____ ROWS

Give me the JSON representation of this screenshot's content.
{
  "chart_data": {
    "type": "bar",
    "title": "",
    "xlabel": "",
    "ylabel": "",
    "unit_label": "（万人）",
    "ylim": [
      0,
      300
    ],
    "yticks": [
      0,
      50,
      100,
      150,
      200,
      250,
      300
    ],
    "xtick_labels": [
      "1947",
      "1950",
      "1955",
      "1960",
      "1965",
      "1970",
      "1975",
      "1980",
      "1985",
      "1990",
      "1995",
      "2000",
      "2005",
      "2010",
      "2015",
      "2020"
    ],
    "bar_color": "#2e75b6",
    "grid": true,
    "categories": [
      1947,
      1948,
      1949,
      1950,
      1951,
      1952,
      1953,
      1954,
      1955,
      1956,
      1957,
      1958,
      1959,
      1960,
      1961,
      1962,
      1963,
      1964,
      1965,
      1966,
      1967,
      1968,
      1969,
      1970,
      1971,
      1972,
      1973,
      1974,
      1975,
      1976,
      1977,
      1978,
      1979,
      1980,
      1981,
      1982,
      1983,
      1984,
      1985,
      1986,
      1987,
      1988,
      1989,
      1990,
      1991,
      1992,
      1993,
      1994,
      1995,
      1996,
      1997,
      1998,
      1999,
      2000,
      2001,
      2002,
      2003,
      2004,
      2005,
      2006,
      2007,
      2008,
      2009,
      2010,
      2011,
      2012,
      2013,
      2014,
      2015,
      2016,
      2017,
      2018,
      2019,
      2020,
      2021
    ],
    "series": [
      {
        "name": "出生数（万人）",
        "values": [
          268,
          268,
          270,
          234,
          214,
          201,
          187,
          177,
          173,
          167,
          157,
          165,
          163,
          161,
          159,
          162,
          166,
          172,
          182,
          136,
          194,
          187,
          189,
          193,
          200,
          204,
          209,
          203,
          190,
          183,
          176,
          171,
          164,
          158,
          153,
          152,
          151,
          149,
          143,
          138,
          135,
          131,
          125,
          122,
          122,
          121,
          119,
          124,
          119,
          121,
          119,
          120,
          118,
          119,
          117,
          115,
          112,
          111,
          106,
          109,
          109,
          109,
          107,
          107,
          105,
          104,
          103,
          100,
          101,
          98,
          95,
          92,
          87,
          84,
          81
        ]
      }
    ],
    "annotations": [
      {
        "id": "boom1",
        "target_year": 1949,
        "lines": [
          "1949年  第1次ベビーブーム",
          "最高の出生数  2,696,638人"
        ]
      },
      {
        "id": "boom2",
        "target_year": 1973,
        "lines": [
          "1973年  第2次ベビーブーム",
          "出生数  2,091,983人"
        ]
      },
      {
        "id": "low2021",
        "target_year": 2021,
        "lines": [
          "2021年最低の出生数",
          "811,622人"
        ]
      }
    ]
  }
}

________

Make an exact copy of the data above.

### ANSWER BELOW
Give me the JSON representation of this screenshot's content.
{
  "chart_data": {
    "type": "bar",
    "title": "",
    "xlabel": "",
    "ylabel": "",
    "unit_label": "（万人）",
    "ylim": [
      0,
      300
    ],
    "yticks": [
      0,
      50,
      100,
      150,
      200,
      250,
      300
    ],
    "xtick_labels": [
      "1947",
      "1950",
      "1955",
      "1960",
      "1965",
      "1970",
      "1975",
      "1980",
      "1985",
      "1990",
      "1995",
      "2000",
      "2005",
      "2010",
      "2015",
      "2020"
    ],
    "bar_color": "#2e75b6",
    "grid": true,
    "categories": [
      1947,
      1948,
      1949,
      1950,
      1951,
      1952,
      1953,
      1954,
      1955,
      1956,
      1957,
      1958,
      1959,
      1960,
      1961,
      1962,
      1963,
      1964,
      1965,
      1966,
      1967,
      1968,
      1969,
      1970,
      1971,
      1972,
      1973,
      1974,
      1975,
      1976,
      1977,
      1978,
      1979,
      1980,
      1981,
      1982,
      1983,
      1984,
      1985,
      1986,
      1987,
      1988,
      1989,
      1990,
      1991,
      1992,
      1993,
      1994,
      1995,
      1996,
      1997,
      1998,
      1999,
      2000,
      2001,
      2002,
      2003,
      2004,
      2005,
      2006,
      2007,
      2008,
      2009,
      2010,
      2011,
      2012,
      2013,
      2014,
      2015,
      2016,
      2017,
      2018,
      2019,
      2020,
      2021
    ],
    "series": [
      {
        "name": "出生数（万人）",
        "values": [
          268,
          268,
          270,
          234,
          214,
          201,
          187,
          177,
          173,
          167,
          157,
          165,
          163,
          161,
          159,
          162,
          166,
          172,
          182,
          136,
          194,
          187,
          189,
          193,
          200,
          204,
          209,
          203,
          190,
          183,
          176,
          171,
          164,
          158,
          153,
          152,
          151,
          149,
          143,
          138,
          135,
          131,
          125,
          122,
          122,
          121,
          119,
          124,
          119,
          121,
          119,
          120,
          118,
          119,
          117,
          115,
          112,
          111,
          106,
          109,
          109,
          109,
          107,
          107,
          105,
          104,
          103,
          100,
          101,
          98,
          95,
          92,
          87,
          84,
          81
        ]
      }
    ],
    "annotations": [
      {
        "id": "boom1",
        "target_year": 1949,
        "lines": [
          "1949年  第1次ベビーブーム",
          "最高の出生数  2,696,638人"
        ]
      },
      {
        "id": "boom2",
        "target_year": 1973,
        "lines": [
          "1973年  第2次ベビーブーム",
          "出生数  2,091,983人"
        ]
      },
      {
        "id": "low2021",
        "target_year": 2021,
        "lines": [
          "2021年最低の出生数",
          "811,622人"
        ]
      }
    ]
  }
}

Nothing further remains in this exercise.